▶ [TO BE DONE] In the data below, find every line with the string "John" and pull it out.

-- Begin --

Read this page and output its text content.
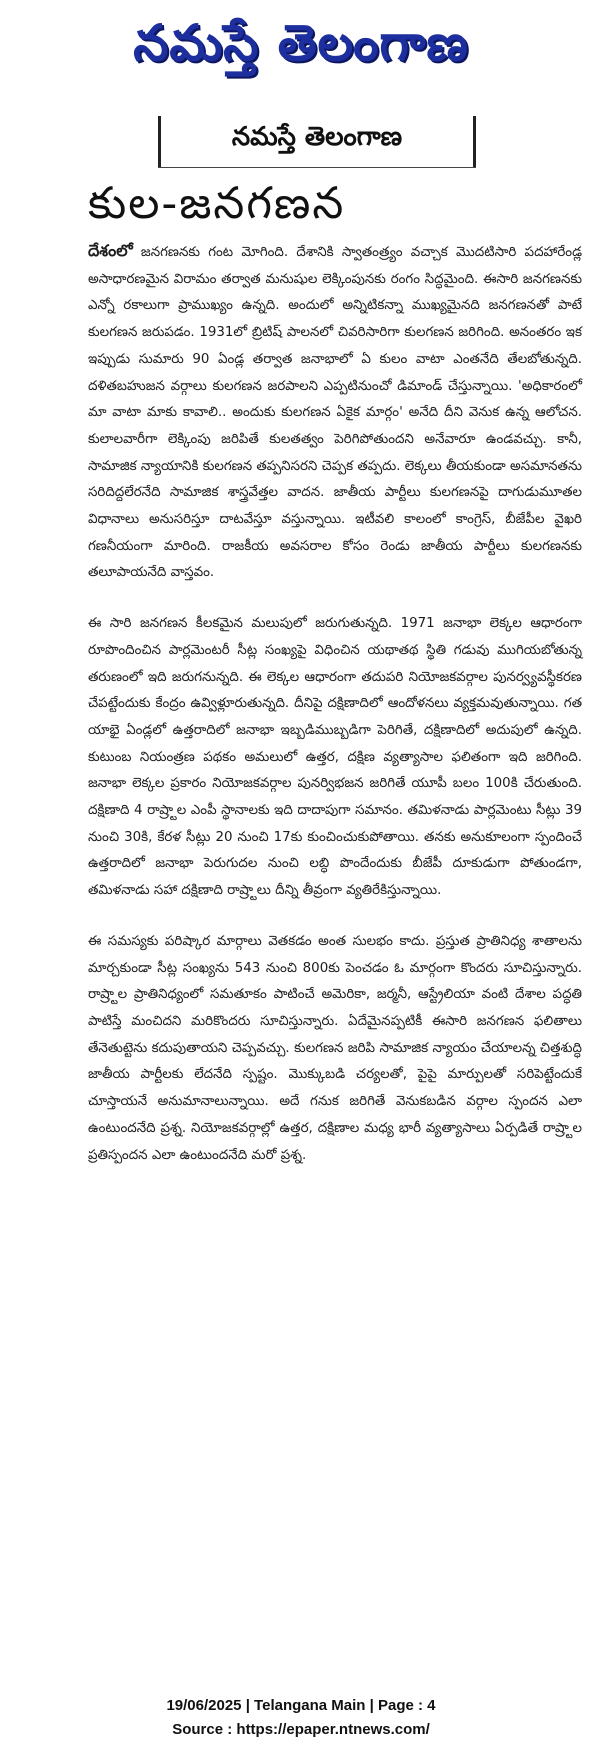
నమస్తే తెలంగాణ
నమస్తే తెలంగాణ
కుల-జనగణన

దేశంలో జనగణనకు గంట మోగింది. దేశానికి స్వాతంత్ర్యం వచ్చాక మొదటిసారి పదహారేండ్ల అసాధారణమైన విరామం తర్వాత మనుషుల లెక్కింపునకు రంగం సిద్ధమైంది. ఈసారి జనగణనకు ఎన్నో రకాలుగా ప్రాముఖ్యం ఉన్నది. అందులో అన్నిటికన్నా ముఖ్యమైనది జనగణనతో పాటే కులగణన జరుపడం. 1931లో బ్రిటిష్ పాలనలో చివరిసారిగా కులగణన జరిగింది. అనంతరం ఇక ఇప్పుడు సుమారు 90 ఏండ్ల తర్వాత జనాభాలో ఏ కులం వాటా ఎంతనేది తేలబోతున్నది. దళితబహుజన వర్గాలు కులగణన జరపాలని ఎప్పటినుంచో డిమాండ్ చేస్తున్నాయి. 'అధికారంలో మా వాటా మాకు కావాలి.. అందుకు కులగణన ఏకైక మార్గం' అనేది దీని వెనుక ఉన్న ఆలోచన. కులాలవారీగా లెక్కింపు జరిపితే కులతత్వం పెరిగిపోతుందని అనేవారూ ఉండవచ్చు. కానీ, సామాజిక న్యాయానికి కులగణన తప్పనిసరని చెప్పక తప్పదు. లెక్కలు తీయకుండా అసమానతను సరిదిద్దలేరనేది సామాజిక శాస్త్రవేత్తల వాదన. జాతీయ పార్టీలు కులగణనపై దాగుడుమూతల విధానాలు అనుసరిస్తూ దాటవేస్తూ వస్తున్నాయి. ఇటీవలి కాలంలో కాంగ్రెస్, బీజేపీల వైఖరి గణనీయంగా మారింది. రాజకీయ అవసరాల కోసం రెండు జాతీయ పార్టీలు కులగణనకు తలూపాయనేది వాస్తవం.

ఈ సారి జనగణన కీలకమైన మలుపులో జరుగుతున్నది. 1971 జనాభా లెక్కల ఆధారంగా రూపొందించిన పార్లమెంటరీ సీట్ల సంఖ్యపై విధించిన యథాతథ స్థితి గడువు ముగియబోతున్న తరుణంలో ఇది జరుగనున్నది. ఈ లెక్కల ఆధారంగా తదుపరి నియోజకవర్గాల పునర్వ్యవస్థీకరణ చేపట్టేందుకు కేంద్రం ఉవ్విళ్లూరుతున్నది. దీనిపై దక్షిణాదిలో ఆందోళనలు వ్యక్తమవుతున్నాయి. గత యాభై ఏండ్లలో ఉత్తరాదిలో జనాభా ఇబ్బడిముబ్బడిగా పెరిగితే, దక్షిణాదిలో అదుపులో ఉన్నది. కుటుంబ నియంత్రణ పథకం అమలులో ఉత్తర, దక్షిణ వ్యత్యాసాల ఫలితంగా ఇది జరిగింది. జనాభా లెక్కల ప్రకారం నియోజకవర్గాల పునర్విభజన జరిగితే యూపీ బలం 100కి చేరుతుంది. దక్షిణాది 4 రాష్ర్టాల ఎంపీ స్థానాలకు ఇది దాదాపుగా సమానం. తమిళనాడు పార్లమెంటు సీట్లు 39 నుంచి 30కి, కేరళ సీట్లు 20 నుంచి 17కు కుంచించుకుపోతాయి. తనకు అనుకూలంగా స్పందించే ఉత్తరాదిలో జనాభా పెరుగుదల నుంచి లబ్ధి పొందేందుకు బీజేపీ దూకుడుగా పోతుండగా, తమిళనాడు సహా దక్షిణాది రాష్ర్టాలు దీన్ని తీవ్రంగా వ్యతిరేకిస్తున్నాయి.

ఈ సమస్యకు పరిష్కార మార్గాలు వెతకడం అంత సులభం కాదు. ప్రస్తుత ప్రాతినిధ్య శాతాలను మార్చకుండా సీట్ల సంఖ్యను 543 నుంచి 800కు పెంచడం ఓ మార్గంగా కొందరు సూచిస్తున్నారు. రాష్ర్టాల ప్రాతినిధ్యంలో సమతూకం పాటించే అమెరికా, జర్మనీ, ఆస్ట్రేలియా వంటి దేశాల పద్ధతి పాటిస్తే మంచిదని మరికొందరు సూచిస్తున్నారు. ఏదేమైనప్పటికీ ఈసారి జనగణన ఫలితాలు తేనెతుట్టెను కదుపుతాయని చెప్పవచ్చు. కులగణన జరిపి సామాజిక న్యాయం చేయాలన్న చిత్తశుద్ధి జాతీయ పార్టీలకు లేదనేది స్పష్టం. మొక్కుబడి చర్యలతో, పైపై మార్పులతో సరిపెట్టేందుకే చూస్తాయనే అనుమానాలున్నాయి. అదే గనుక జరిగితే వెనుకబడిన వర్గాల స్పందన ఎలా ఉంటుందనేది ప్రశ్న. నియోజకవర్గాల్లో ఉత్తర, దక్షిణాల మధ్య భారీ వ్యత్యాసాలు ఏర్పడితే రాష్ర్టాల ప్రతిస్పందన ఎలా ఉంటుందనేది మరో ప్రశ్న.

19/06/2025 | Telangana Main | Page : 4
Source : https://epaper.ntnews.com/
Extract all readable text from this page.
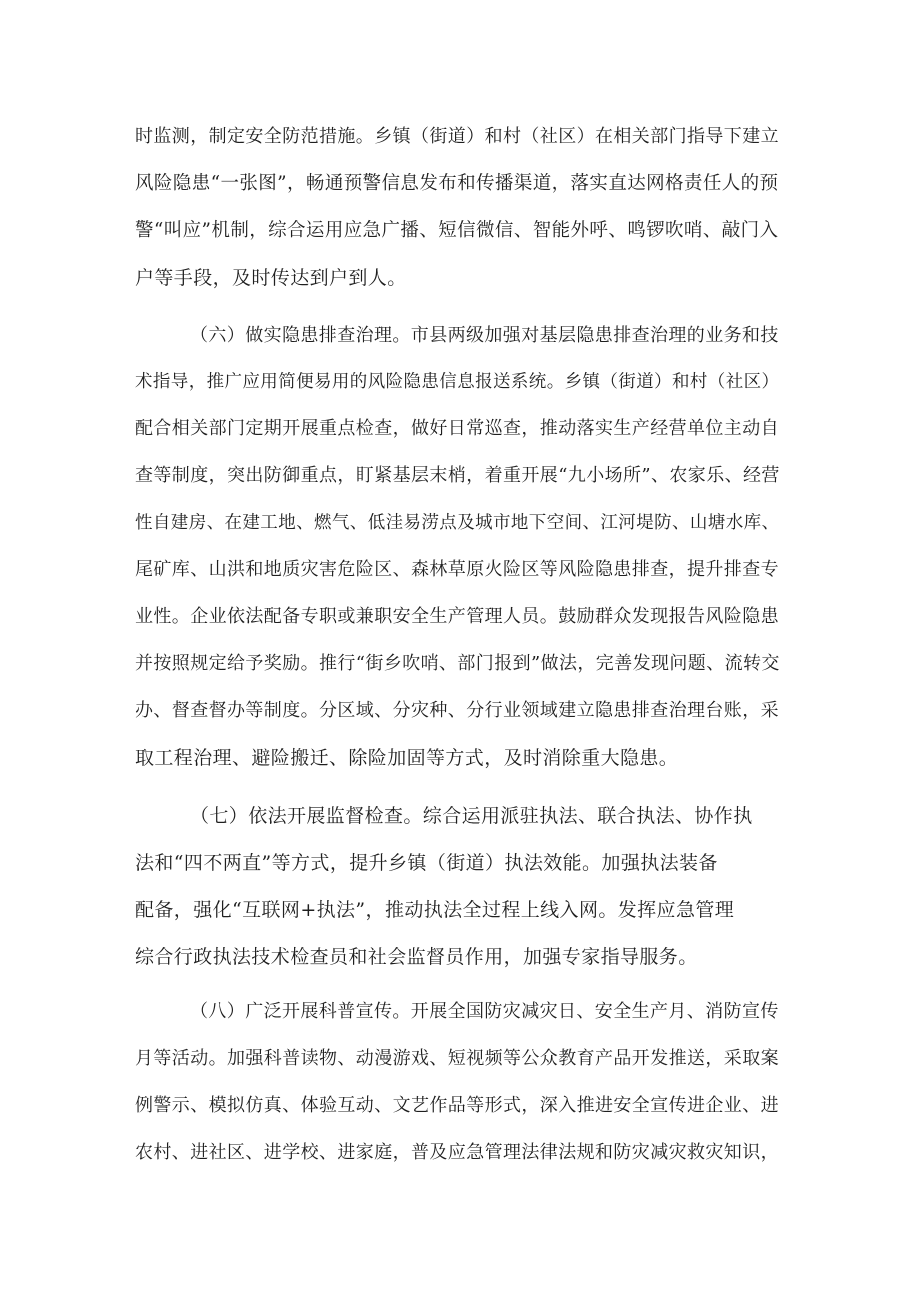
时监测，制定安全防范措施。乡镇（街道）和村（社区）在相关部门指导下建立
风险隐患“一张图”，畅通预警信息发布和传播渠道，落实直达网格责任人的预
警“叫应”机制，综合运用应急广播、短信微信、智能外呼、鸣锣吹哨、敲门入
户等手段，及时传达到户到人。
（六）做实隐患排查治理。市县两级加强对基层隐患排查治理的业务和技
术指导，推广应用简便易用的风险隐患信息报送系统。乡镇（街道）和村（社区）
配合相关部门定期开展重点检查，做好日常巡查，推动落实生产经营单位主动自
查等制度，突出防御重点，盯紧基层末梢，着重开展“九小场所”、农家乐、经营
性自建房、在建工地、燃气、低洼易涝点及城市地下空间、江河堤防、山塘水库、
尾矿库、山洪和地质灾害危险区、森林草原火险区等风险隐患排查，提升排查专
业性。企业依法配备专职或兼职安全生产管理人员。鼓励群众发现报告风险隐患
并按照规定给予奖励。推行“街乡吹哨、部门报到”做法，完善发现问题、流转交
办、督查督办等制度。分区域、分灾种、分行业领域建立隐患排查治理台账，采
取工程治理、避险搬迁、除险加固等方式，及时消除重大隐患。
（七）依法开展监督检查。综合运用派驻执法、联合执法、协作执
法和“四不两直”等方式，提升乡镇（街道）执法效能。加强执法装备
配备，强化“互联网+执法”，推动执法全过程上线入网。发挥应急管理
综合行政执法技术检查员和社会监督员作用，加强专家指导服务。
（八）广泛开展科普宣传。开展全国防灾减灾日、安全生产月、消防宣传
月等活动。加强科普读物、动漫游戏、短视频等公众教育产品开发推送，采取案
例警示、模拟仿真、体验互动、文艺作品等形式，深入推进安全宣传进企业、进
农村、进社区、进学校、进家庭，普及应急管理法律法规和防灾减灾救灾知识，
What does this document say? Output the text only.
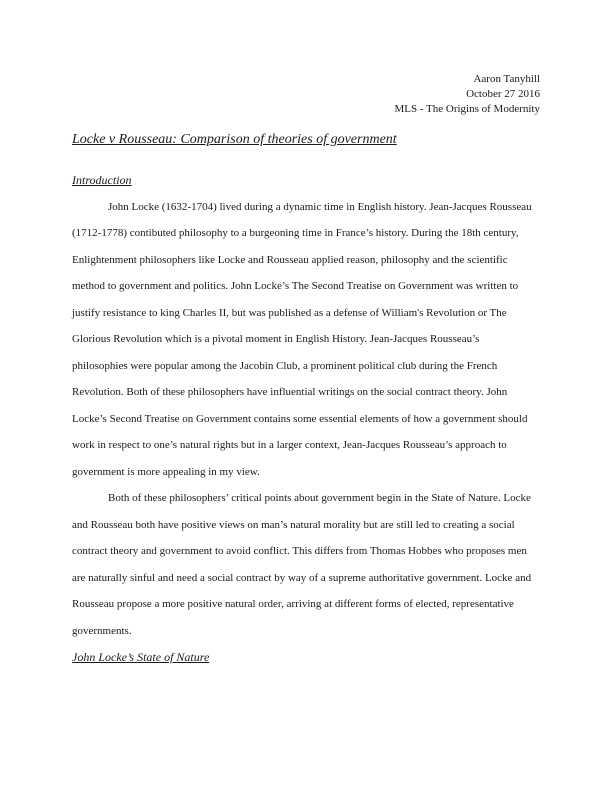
Aaron Tanyhill
October 27 2016
MLS - The Origins of Modernity
Locke v Rousseau: Comparison of theories of government
Introduction
John Locke (1632-1704) lived during a dynamic time in English history. Jean-Jacques Rousseau
(1712-1778) contibuted philosophy to a burgeoning time in France’s history. During the 18th century,
Enlightenment philosophers like Locke and Rousseau applied reason, philosophy and the scientific
method to government and politics. John Locke’s The Second Treatise on Government was written to
justify resistance to king Charles II, but was published as a defense of William's Revolution or The
Glorious Revolution which is a pivotal moment in English History. Jean-Jacques Rousseau’s
philosophies were popular among the Jacobin Club, a prominent political club during the French
Revolution. Both of these philosophers have influential writings on the social contract theory. John
Locke’s Second Treatise on Government contains some essential elements of how a government should
work in respect to one’s natural rights but in a larger context, Jean-Jacques Rousseau’s approach to
government is more appealing in my view.
Both of these philosophers’ critical points about government begin in the State of Nature. Locke
and Rousseau both have positive views on man’s natural morality but are still led to creating a social
contract theory and government to avoid conflict. This differs from Thomas Hobbes who proposes men
are naturally sinful and need a social contract by way of a supreme authoritative government. Locke and
Rousseau propose a more positive natural order, arriving at different forms of elected, representative
governments.
John Locke’s State of Nature
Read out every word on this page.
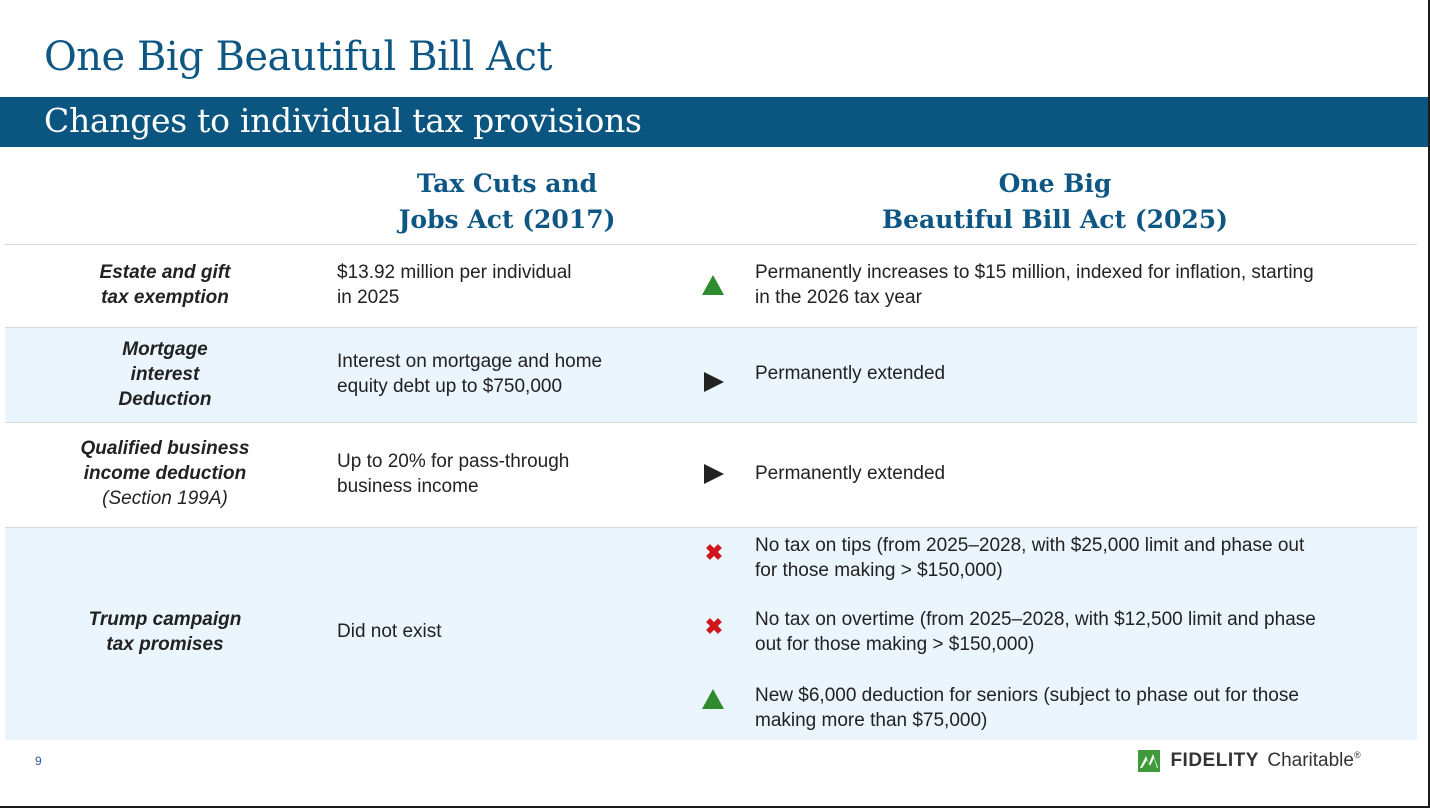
One Big Beautiful Bill Act
Changes to individual tax provisions
Tax Cuts and
Jobs Act (2017)
One Big
Beautiful Bill Act (2025)
Estate and gift
tax exemption
$13.92 million per individual
in 2025
Permanently increases to $15 million, indexed for inflation, starting
in the 2026 tax year
Mortgage
interest
Deduction
Interest on mortgage and home
equity debt up to $750,000
Permanently extended
Qualified business
income deduction
(Section 199A)
Up to 20% for pass-through
business income
Permanently extended
Trump campaign
tax promises
Did not exist
✖ No tax on tips (from 2025–2028, with $25,000 limit and phase out
for those making > $150,000)
✖ No tax on overtime (from 2025–2028, with $12,500 limit and phase
out for those making > $150,000)
New $6,000 deduction for seniors (subject to phase out for those
making more than $75,000)
9	FIDELITY Charitable®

-- End --

▶ [WRITTEN SOLUTION]
John Locke (1632-1704) lived during a dynamic time in English history. Jean-Jacques Rousseau
method to government and politics. John Locke’s The Second Treatise on Government was written to
Revolution. Both of these philosophers have influential writings on the social contract theory. John
John Locke’s State of Nature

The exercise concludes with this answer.